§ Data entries
☆ ☆ ☆ ☆ ☆ ☆ ☆
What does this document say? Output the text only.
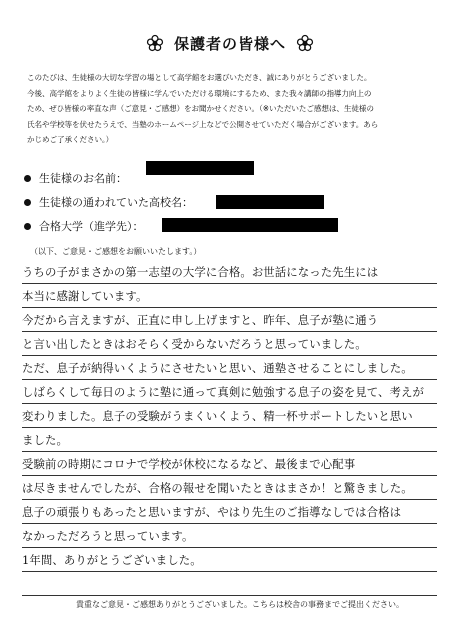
保護者の皆様へ

このたびは、生徒様の大切な学習の場として高学館をお選びいただき、誠にありがとうございました。

今後、高学館をよりよく生徒の皆様に学んでいただける環境にするため、また我々講師の指導力向上の

ため、ぜひ皆様の率直な声（ご意見・ご感想）をお聞かせください。（※いただいたご感想は、生徒様の

氏名や学校等を伏せたうえで、当塾のホームページ上などで公開させていただく場合がございます。あら

かじめご了承ください。）

生徒様のお名前：
生徒様の通われていた高校名：
合格大学（進学先）：
（以下、ご意見・ご感想をお願いいたします。）
うちの子がまさかの第一志望の大学に合格。お世話になった先生には
本当に感謝しています。
今だから言えますが、正直に申し上げますと、昨年、息子が塾に通う
と言い出したときはおそらく受からないだろうと思っていました。
ただ、息子が納得いくようにさせたいと思い、通塾させることにしました。
しばらくして毎日のように塾に通って真剣に勉強する息子の姿を見て、考えが
変わりました。息子の受験がうまくいくよう、精一杯サポートしたいと思い
ました。
受験前の時期にコロナで学校が休校になるなど、最後まで心配事
は尽きませんでしたが、合格の報せを聞いたときはまさか！と驚きました。
息子の頑張りもあったと思いますが、やはり先生のご指導なしでは合格は
なかっただろうと思っています。
1年間、ありがとうございました。
貴重なご意見・ご感想ありがとうございました。こちらは校舎の事務までご提出ください。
☆ ☆ ☆ ☆ ☆ ☆ ☆
§ Problem requirements
Quote all of the entries word for word, omitting any pictures.

§ Response to the task
What does this document say? Output the text only.
保護者の皆様へ

このたびは、生徒様の大切な学習の場として高学館をお選びいただき、誠にありがとうございました。

今後、高学館をよりよく生徒の皆様に学んでいただける環境にするため、また我々講師の指導力向上の

ため、ぜひ皆様の率直な声（ご意見・ご感想）をお聞かせください。（※いただいたご感想は、生徒様の

氏名や学校等を伏せたうえで、当塾のホームページ上などで公開させていただく場合がございます。あら

かじめご了承ください。）

生徒様のお名前：
生徒様の通われていた高校名：
合格大学（進学先）：
（以下、ご意見・ご感想をお願いいたします。）
うちの子がまさかの第一志望の大学に合格。お世話になった先生には
本当に感謝しています。
今だから言えますが、正直に申し上げますと、昨年、息子が塾に通う
と言い出したときはおそらく受からないだろうと思っていました。
ただ、息子が納得いくようにさせたいと思い、通塾させることにしました。
しばらくして毎日のように塾に通って真剣に勉強する息子の姿を見て、考えが
変わりました。息子の受験がうまくいくよう、精一杯サポートしたいと思い
ました。
受験前の時期にコロナで学校が休校になるなど、最後まで心配事
は尽きませんでしたが、合格の報せを聞いたときはまさか！と驚きました。
息子の頑張りもあったと思いますが、やはり先生のご指導なしでは合格は
なかっただろうと思っています。
1年間、ありがとうございました。
貴重なご意見・ご感想ありがとうございました。こちらは校舎の事務までご提出ください。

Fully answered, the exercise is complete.